### Job:
Please return the full listing below without altering anything.

----- Supplied data -----

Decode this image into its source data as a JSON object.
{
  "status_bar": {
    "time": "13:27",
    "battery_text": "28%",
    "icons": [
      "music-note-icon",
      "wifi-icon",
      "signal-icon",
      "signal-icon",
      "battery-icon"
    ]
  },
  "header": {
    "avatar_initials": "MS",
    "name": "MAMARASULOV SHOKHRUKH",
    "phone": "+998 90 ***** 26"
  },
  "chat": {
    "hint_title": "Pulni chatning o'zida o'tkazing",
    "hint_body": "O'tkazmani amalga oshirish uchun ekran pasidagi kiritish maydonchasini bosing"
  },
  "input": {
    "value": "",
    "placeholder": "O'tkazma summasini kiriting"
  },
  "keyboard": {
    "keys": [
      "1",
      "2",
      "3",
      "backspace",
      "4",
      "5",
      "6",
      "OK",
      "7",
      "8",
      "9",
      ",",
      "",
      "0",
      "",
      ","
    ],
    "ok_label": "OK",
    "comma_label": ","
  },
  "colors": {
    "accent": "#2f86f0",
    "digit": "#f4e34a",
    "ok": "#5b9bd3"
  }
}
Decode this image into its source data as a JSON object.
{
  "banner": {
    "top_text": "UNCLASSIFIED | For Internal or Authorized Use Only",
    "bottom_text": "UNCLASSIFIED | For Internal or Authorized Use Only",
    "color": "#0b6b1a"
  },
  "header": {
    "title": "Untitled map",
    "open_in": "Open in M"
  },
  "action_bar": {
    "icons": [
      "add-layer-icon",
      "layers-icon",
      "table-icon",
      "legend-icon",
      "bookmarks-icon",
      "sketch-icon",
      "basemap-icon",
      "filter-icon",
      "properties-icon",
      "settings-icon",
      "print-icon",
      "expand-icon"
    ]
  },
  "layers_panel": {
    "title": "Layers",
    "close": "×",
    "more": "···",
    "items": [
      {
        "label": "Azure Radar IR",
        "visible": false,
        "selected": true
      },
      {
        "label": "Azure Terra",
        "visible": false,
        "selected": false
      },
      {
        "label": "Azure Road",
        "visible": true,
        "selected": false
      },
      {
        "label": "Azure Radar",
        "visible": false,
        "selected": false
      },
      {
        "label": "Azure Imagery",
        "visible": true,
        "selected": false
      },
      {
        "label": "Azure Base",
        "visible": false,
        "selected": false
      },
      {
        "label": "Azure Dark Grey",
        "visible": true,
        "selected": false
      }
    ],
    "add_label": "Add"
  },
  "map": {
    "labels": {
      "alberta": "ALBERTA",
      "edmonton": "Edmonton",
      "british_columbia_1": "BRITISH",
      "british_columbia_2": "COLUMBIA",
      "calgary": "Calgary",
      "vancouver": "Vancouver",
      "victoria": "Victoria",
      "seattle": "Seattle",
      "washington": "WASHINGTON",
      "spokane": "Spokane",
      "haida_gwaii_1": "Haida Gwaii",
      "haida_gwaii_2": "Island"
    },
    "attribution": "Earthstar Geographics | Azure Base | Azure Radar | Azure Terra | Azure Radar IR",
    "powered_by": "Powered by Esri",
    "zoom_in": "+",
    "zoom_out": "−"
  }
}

-----

### Solution:
Decode this image into its source data as a JSON object.
{
  "status_bar": {
    "time": "13:27",
    "battery_text": "28%",
    "icons": [
      "music-note-icon",
      "wifi-icon",
      "signal-icon",
      "signal-icon",
      "battery-icon"
    ]
  },
  "header": {
    "avatar_initials": "MS",
    "name": "MAMARASULOV SHOKHRUKH",
    "phone": "+998 90 ***** 26"
  },
  "chat": {
    "hint_title": "Pulni chatning o'zida o'tkazing",
    "hint_body": "O'tkazmani amalga oshirish uchun ekran pasidagi kiritish maydonchasini bosing"
  },
  "input": {
    "value": "",
    "placeholder": "O'tkazma summasini kiriting"
  },
  "keyboard": {
    "keys": [
      "1",
      "2",
      "3",
      "backspace",
      "4",
      "5",
      "6",
      "OK",
      "7",
      "8",
      "9",
      ",",
      "",
      "0",
      "",
      ","
    ],
    "ok_label": "OK",
    "comma_label": ","
  },
  "colors": {
    "accent": "#2f86f0",
    "digit": "#f4e34a",
    "ok": "#5b9bd3"
  }
}
Decode this image into its source data as a JSON object.
{
  "banner": {
    "top_text": "UNCLASSIFIED | For Internal or Authorized Use Only",
    "bottom_text": "UNCLASSIFIED | For Internal or Authorized Use Only",
    "color": "#0b6b1a"
  },
  "header": {
    "title": "Untitled map",
    "open_in": "Open in M"
  },
  "action_bar": {
    "icons": [
      "add-layer-icon",
      "layers-icon",
      "table-icon",
      "legend-icon",
      "bookmarks-icon",
      "sketch-icon",
      "basemap-icon",
      "filter-icon",
      "properties-icon",
      "settings-icon",
      "print-icon",
      "expand-icon"
    ]
  },
  "layers_panel": {
    "title": "Layers",
    "close": "×",
    "more": "···",
    "items": [
      {
        "label": "Azure Radar IR",
        "visible": false,
        "selected": true
      },
      {
        "label": "Azure Terra",
        "visible": false,
        "selected": false
      },
      {
        "label": "Azure Road",
        "visible": true,
        "selected": false
      },
      {
        "label": "Azure Radar",
        "visible": false,
        "selected": false
      },
      {
        "label": "Azure Imagery",
        "visible": true,
        "selected": false
      },
      {
        "label": "Azure Base",
        "visible": false,
        "selected": false
      },
      {
        "label": "Azure Dark Grey",
        "visible": true,
        "selected": false
      }
    ],
    "add_label": "Add"
  },
  "map": {
    "labels": {
      "alberta": "ALBERTA",
      "edmonton": "Edmonton",
      "british_columbia_1": "BRITISH",
      "british_columbia_2": "COLUMBIA",
      "calgary": "Calgary",
      "vancouver": "Vancouver",
      "victoria": "Victoria",
      "seattle": "Seattle",
      "washington": "WASHINGTON",
      "spokane": "Spokane",
      "haida_gwaii_1": "Haida Gwaii",
      "haida_gwaii_2": "Island"
    },
    "attribution": "Earthstar Geographics | Azure Base | Azure Radar | Azure Terra | Azure Radar IR",
    "powered_by": "Powered by Esri",
    "zoom_in": "+",
    "zoom_out": "−"
  }
}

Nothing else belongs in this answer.